** Set task **
Check each line for the word "ylabel" and report how many have it. Give nothing else.

** Working data **
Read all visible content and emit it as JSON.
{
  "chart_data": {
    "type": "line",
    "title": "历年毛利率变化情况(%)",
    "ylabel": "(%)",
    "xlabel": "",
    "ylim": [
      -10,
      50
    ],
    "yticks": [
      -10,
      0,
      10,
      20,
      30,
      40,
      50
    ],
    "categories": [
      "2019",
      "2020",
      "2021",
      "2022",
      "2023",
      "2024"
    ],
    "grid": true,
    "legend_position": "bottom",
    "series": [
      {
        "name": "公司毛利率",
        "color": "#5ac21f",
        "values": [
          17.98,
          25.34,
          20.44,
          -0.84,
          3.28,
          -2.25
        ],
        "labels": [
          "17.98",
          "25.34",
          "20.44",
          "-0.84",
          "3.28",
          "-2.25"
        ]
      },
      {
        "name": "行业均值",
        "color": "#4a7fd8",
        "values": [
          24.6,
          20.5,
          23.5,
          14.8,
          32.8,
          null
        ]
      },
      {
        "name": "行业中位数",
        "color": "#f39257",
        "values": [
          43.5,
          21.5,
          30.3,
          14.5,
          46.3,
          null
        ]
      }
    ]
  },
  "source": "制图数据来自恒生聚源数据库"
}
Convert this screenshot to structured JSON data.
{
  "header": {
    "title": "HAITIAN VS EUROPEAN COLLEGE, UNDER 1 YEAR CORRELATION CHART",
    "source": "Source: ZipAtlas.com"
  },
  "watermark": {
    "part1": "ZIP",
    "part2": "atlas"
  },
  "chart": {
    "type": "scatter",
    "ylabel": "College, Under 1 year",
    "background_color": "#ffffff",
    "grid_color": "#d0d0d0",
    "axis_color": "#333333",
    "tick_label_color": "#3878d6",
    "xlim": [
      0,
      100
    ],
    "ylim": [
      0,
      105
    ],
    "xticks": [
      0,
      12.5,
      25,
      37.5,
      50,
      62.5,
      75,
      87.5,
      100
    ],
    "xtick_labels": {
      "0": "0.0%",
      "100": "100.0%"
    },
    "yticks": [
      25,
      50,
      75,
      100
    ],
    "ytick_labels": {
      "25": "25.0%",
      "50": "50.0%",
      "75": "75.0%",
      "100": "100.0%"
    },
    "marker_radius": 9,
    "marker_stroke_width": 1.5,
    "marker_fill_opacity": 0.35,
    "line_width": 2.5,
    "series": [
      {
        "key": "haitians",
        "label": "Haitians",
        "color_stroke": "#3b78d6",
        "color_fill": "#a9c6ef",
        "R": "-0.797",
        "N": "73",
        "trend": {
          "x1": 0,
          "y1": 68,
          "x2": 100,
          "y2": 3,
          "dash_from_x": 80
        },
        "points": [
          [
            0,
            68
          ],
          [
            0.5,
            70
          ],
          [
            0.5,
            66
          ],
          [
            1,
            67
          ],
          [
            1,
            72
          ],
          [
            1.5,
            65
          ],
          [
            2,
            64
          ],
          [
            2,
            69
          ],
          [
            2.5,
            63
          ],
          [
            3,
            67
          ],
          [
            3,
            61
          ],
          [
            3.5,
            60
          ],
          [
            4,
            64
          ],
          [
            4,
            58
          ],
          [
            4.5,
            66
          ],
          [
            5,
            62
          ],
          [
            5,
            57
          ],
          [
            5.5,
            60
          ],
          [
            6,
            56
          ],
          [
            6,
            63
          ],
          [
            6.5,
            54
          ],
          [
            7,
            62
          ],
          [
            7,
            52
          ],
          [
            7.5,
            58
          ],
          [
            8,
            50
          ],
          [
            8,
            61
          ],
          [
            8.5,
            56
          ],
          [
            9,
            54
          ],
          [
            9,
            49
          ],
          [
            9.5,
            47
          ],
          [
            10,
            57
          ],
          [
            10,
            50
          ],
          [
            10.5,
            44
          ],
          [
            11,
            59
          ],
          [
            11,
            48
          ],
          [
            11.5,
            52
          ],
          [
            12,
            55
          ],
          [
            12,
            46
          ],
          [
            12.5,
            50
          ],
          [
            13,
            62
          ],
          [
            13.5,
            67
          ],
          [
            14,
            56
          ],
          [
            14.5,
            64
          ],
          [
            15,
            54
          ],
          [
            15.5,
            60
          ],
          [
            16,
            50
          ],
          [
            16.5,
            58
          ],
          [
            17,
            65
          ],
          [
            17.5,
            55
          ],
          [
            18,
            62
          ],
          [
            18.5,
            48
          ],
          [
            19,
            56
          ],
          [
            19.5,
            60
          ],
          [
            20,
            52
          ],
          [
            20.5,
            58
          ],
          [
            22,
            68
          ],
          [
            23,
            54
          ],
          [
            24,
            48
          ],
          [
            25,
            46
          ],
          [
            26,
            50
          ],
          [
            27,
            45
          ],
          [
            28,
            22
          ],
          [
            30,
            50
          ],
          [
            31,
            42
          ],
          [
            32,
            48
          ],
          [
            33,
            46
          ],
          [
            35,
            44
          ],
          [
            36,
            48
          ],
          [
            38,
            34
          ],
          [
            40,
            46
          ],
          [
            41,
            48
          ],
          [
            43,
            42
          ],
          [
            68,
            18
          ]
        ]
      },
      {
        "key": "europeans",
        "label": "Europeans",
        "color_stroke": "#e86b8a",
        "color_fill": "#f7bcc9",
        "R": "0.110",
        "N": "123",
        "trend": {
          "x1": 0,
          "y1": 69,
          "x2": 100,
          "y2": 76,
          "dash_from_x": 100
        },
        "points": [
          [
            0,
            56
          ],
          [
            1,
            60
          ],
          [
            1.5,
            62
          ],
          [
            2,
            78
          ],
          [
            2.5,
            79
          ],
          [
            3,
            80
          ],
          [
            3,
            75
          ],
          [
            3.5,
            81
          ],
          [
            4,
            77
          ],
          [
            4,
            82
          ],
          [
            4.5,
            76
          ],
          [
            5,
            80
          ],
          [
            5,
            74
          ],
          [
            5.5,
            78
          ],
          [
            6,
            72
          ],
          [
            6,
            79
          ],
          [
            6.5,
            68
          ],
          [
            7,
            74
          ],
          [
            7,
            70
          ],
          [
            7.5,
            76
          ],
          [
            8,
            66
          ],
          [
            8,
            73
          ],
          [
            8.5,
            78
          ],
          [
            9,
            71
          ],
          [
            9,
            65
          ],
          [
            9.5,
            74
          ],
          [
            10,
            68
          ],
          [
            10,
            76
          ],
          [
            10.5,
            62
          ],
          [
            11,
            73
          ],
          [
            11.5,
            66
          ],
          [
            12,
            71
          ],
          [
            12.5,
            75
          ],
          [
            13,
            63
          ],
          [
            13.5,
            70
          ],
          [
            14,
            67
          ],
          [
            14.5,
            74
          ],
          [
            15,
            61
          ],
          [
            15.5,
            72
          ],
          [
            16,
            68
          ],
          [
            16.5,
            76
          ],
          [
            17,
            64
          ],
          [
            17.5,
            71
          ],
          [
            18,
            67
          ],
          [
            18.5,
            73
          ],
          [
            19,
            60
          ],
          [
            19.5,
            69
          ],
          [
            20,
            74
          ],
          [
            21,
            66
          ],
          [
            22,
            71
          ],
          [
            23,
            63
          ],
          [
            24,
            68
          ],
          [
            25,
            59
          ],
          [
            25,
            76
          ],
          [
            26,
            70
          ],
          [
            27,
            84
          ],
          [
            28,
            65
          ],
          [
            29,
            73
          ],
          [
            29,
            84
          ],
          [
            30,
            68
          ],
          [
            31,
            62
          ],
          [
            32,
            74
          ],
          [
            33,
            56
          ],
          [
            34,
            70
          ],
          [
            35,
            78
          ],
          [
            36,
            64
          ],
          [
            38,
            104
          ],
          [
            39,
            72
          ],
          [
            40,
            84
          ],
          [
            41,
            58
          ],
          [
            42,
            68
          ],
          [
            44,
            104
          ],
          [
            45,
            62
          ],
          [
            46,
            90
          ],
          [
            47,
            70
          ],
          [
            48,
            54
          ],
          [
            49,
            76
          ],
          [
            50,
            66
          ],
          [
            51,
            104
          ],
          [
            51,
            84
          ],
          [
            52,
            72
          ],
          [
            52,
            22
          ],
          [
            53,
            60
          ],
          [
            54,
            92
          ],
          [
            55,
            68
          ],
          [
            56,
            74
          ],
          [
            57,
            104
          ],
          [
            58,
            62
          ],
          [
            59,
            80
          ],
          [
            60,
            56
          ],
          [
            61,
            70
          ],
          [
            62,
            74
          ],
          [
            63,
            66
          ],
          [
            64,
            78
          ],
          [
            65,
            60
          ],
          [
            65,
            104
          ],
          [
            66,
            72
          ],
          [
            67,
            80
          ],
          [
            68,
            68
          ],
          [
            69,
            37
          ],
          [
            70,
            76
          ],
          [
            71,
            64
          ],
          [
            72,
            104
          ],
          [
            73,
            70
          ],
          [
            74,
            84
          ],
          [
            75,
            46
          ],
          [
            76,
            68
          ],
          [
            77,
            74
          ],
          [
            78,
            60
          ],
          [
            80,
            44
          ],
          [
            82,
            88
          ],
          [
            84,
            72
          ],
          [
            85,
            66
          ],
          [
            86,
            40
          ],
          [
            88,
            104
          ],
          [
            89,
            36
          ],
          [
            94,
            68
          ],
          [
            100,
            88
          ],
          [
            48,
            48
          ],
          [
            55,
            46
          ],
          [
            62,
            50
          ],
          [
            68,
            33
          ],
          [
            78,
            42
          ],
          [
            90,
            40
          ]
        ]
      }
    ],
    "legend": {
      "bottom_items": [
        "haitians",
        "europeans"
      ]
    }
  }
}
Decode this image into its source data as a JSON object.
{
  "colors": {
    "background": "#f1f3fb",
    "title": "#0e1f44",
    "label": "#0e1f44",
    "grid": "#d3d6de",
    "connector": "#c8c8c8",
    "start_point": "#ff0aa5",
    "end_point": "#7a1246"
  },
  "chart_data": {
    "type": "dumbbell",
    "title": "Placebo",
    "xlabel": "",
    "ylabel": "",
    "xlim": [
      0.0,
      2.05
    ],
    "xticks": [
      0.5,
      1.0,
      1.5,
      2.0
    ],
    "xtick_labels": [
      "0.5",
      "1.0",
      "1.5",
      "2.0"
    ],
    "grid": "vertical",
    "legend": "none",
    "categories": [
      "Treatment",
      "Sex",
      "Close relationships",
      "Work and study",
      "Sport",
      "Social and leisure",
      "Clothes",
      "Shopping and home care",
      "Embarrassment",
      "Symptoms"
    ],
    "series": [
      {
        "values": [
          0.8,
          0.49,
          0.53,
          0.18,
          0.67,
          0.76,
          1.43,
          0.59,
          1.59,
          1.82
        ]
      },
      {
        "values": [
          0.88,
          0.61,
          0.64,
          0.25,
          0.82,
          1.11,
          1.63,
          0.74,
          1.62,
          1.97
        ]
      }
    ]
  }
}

** The reply **
3